[begin Provided data]

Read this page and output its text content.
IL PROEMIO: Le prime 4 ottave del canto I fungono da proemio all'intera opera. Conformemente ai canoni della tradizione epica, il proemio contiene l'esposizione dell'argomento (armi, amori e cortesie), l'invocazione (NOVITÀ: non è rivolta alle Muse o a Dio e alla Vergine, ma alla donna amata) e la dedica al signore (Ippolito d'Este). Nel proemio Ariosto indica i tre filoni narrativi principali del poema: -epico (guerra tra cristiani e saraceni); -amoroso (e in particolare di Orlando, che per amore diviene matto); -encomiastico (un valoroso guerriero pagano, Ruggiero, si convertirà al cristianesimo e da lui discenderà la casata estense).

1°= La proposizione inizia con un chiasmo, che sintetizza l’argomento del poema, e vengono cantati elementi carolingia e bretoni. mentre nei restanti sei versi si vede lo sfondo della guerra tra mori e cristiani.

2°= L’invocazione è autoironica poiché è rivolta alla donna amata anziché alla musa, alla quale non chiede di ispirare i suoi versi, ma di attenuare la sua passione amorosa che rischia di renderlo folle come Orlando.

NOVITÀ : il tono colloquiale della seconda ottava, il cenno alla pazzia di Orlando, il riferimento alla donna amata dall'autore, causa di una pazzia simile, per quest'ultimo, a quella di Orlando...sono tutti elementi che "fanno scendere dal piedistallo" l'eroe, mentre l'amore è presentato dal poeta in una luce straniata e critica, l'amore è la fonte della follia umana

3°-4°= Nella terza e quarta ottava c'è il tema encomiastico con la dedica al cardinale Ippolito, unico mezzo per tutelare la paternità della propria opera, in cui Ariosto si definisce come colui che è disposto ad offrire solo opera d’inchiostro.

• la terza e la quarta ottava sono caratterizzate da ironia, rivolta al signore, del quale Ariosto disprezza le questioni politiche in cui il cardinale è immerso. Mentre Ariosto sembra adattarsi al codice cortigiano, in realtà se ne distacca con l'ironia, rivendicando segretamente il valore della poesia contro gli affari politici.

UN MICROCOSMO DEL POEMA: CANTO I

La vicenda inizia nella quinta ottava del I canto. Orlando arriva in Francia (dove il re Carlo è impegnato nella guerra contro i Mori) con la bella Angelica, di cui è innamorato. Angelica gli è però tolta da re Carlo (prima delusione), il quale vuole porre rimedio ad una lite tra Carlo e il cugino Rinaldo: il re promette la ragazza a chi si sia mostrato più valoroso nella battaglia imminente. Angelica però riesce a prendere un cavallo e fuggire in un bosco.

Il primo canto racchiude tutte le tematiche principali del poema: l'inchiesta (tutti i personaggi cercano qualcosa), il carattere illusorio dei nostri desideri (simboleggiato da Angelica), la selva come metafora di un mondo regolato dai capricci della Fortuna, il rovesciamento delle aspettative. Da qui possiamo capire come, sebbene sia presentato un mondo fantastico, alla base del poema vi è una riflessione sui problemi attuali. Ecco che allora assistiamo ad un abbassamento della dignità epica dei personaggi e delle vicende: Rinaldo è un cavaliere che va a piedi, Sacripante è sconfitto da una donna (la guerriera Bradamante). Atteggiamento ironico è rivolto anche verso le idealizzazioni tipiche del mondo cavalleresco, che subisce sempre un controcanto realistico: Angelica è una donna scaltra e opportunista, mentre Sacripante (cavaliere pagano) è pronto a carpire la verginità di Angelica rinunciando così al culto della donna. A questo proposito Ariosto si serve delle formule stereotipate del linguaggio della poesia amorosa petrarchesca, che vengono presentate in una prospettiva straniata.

[end Provided data]

• Work to complete
Write out each line of the data above again, exactly as given.

• Answer for this exercise
Read this page and output its text content.
IL PROEMIO: Le prime 4 ottave del canto I fungono da proemio all'intera opera. Conformemente ai canoni della tradizione epica, il proemio contiene l'esposizione dell'argomento (armi, amori e cortesie), l'invocazione (NOVITÀ: non è rivolta alle Muse o a Dio e alla Vergine, ma alla donna amata) e la dedica al signore (Ippolito d'Este). Nel proemio Ariosto indica i tre filoni narrativi principali del poema: -epico (guerra tra cristiani e saraceni); -amoroso (e in particolare di Orlando, che per amore diviene matto); -encomiastico (un valoroso guerriero pagano, Ruggiero, si convertirà al cristianesimo e da lui discenderà la casata estense).

1°= La proposizione inizia con un chiasmo, che sintetizza l’argomento del poema, e vengono cantati elementi carolingia e bretoni. mentre nei restanti sei versi si vede lo sfondo della guerra tra mori e cristiani.

2°= L’invocazione è autoironica poiché è rivolta alla donna amata anziché alla musa, alla quale non chiede di ispirare i suoi versi, ma di attenuare la sua passione amorosa che rischia di renderlo folle come Orlando.

NOVITÀ : il tono colloquiale della seconda ottava, il cenno alla pazzia di Orlando, il riferimento alla donna amata dall'autore, causa di una pazzia simile, per quest'ultimo, a quella di Orlando...sono tutti elementi che "fanno scendere dal piedistallo" l'eroe, mentre l'amore è presentato dal poeta in una luce straniata e critica, l'amore è la fonte della follia umana

3°-4°= Nella terza e quarta ottava c'è il tema encomiastico con la dedica al cardinale Ippolito, unico mezzo per tutelare la paternità della propria opera, in cui Ariosto si definisce come colui che è disposto ad offrire solo opera d’inchiostro.

• la terza e la quarta ottava sono caratterizzate da ironia, rivolta al signore, del quale Ariosto disprezza le questioni politiche in cui il cardinale è immerso. Mentre Ariosto sembra adattarsi al codice cortigiano, in realtà se ne distacca con l'ironia, rivendicando segretamente il valore della poesia contro gli affari politici.

UN MICROCOSMO DEL POEMA: CANTO I

La vicenda inizia nella quinta ottava del I canto. Orlando arriva in Francia (dove il re Carlo è impegnato nella guerra contro i Mori) con la bella Angelica, di cui è innamorato. Angelica gli è però tolta da re Carlo (prima delusione), il quale vuole porre rimedio ad una lite tra Carlo e il cugino Rinaldo: il re promette la ragazza a chi si sia mostrato più valoroso nella battaglia imminente. Angelica però riesce a prendere un cavallo e fuggire in un bosco.

Il primo canto racchiude tutte le tematiche principali del poema: l'inchiesta (tutti i personaggi cercano qualcosa), il carattere illusorio dei nostri desideri (simboleggiato da Angelica), la selva come metafora di un mondo regolato dai capricci della Fortuna, il rovesciamento delle aspettative. Da qui possiamo capire come, sebbene sia presentato un mondo fantastico, alla base del poema vi è una riflessione sui problemi attuali. Ecco che allora assistiamo ad un abbassamento della dignità epica dei personaggi e delle vicende: Rinaldo è un cavaliere che va a piedi, Sacripante è sconfitto da una donna (la guerriera Bradamante). Atteggiamento ironico è rivolto anche verso le idealizzazioni tipiche del mondo cavalleresco, che subisce sempre un controcanto realistico: Angelica è una donna scaltra e opportunista, mentre Sacripante (cavaliere pagano) è pronto a carpire la verginità di Angelica rinunciando così al culto della donna. A questo proposito Ariosto si serve delle formule stereotipate del linguaggio della poesia amorosa petrarchesca, che vengono presentate in una prospettiva straniata.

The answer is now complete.